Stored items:
○ ○ ○ ○

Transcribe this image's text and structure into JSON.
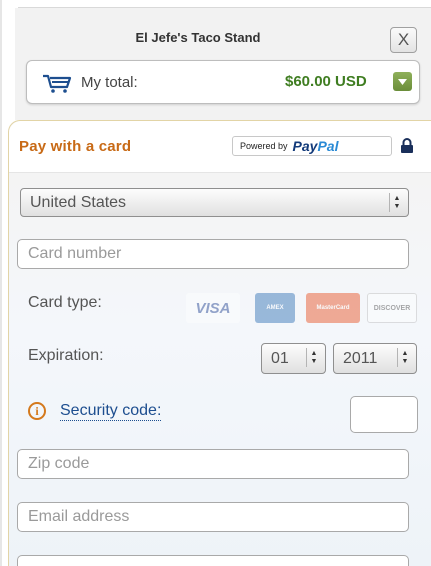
{
  "header": {
    "merchant_name": "El Jefe's Taco Stand",
    "close_label": "X"
  },
  "total": {
    "label": "My total:",
    "amount": "$60.00 USD"
  },
  "card_section": {
    "title": "Pay with a card",
    "powered_by": "Powered by",
    "paypal_pay": "Pay",
    "paypal_pal": "Pal"
  },
  "form": {
    "country": "United States",
    "card_number_placeholder": "Card number",
    "card_type_label": "Card type:",
    "card_brands": [
      "VISA",
      "AMEX",
      "MasterCard",
      "DISCOVER"
    ],
    "expiration_label": "Expiration:",
    "expiration_month": "01",
    "expiration_year": "2011",
    "security_code_label": "Security code:",
    "zip_placeholder": "Zip code",
    "email_placeholder": "Email address"
  },
  "colors": {
    "accent_orange": "#c86a16",
    "total_green": "#3f7d21",
    "link_blue": "#1d4e8f"
  }
}
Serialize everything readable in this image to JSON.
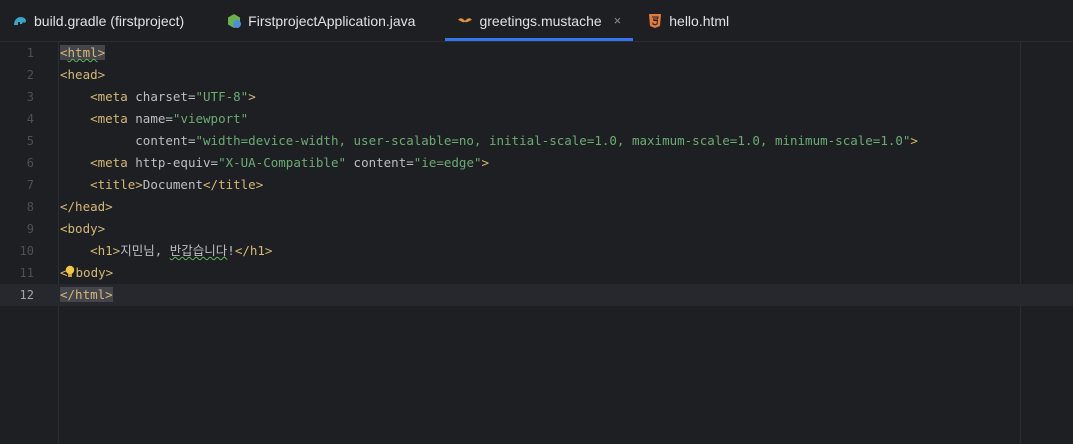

○ ○ ○ ○

> _What the task asks_:
Copy the material above in full and exactly, skipping pictures.

> _Written answer_:
Transcribe this image's text and structure into JSON.
{
  "header": {
    "merchant_name": "El Jefe's Taco Stand",
    "close_label": "X"
  },
  "total": {
    "label": "My total:",
    "amount": "$60.00 USD"
  },
  "card_section": {
    "title": "Pay with a card",
    "powered_by": "Powered by",
    "paypal_pay": "Pay",
    "paypal_pal": "Pal"
  },
  "form": {
    "country": "United States",
    "card_number_placeholder": "Card number",
    "card_type_label": "Card type:",
    "card_brands": [
      "VISA",
      "AMEX",
      "MasterCard",
      "DISCOVER"
    ],
    "expiration_label": "Expiration:",
    "expiration_month": "01",
    "expiration_year": "2011",
    "security_code_label": "Security code:",
    "zip_placeholder": "Zip code",
    "email_placeholder": "Email address"
  },
  "colors": {
    "accent_orange": "#c86a16",
    "total_green": "#3f7d21",
    "link_blue": "#1d4e8f"
  }
}
Serialize everything readable in this image to JSON.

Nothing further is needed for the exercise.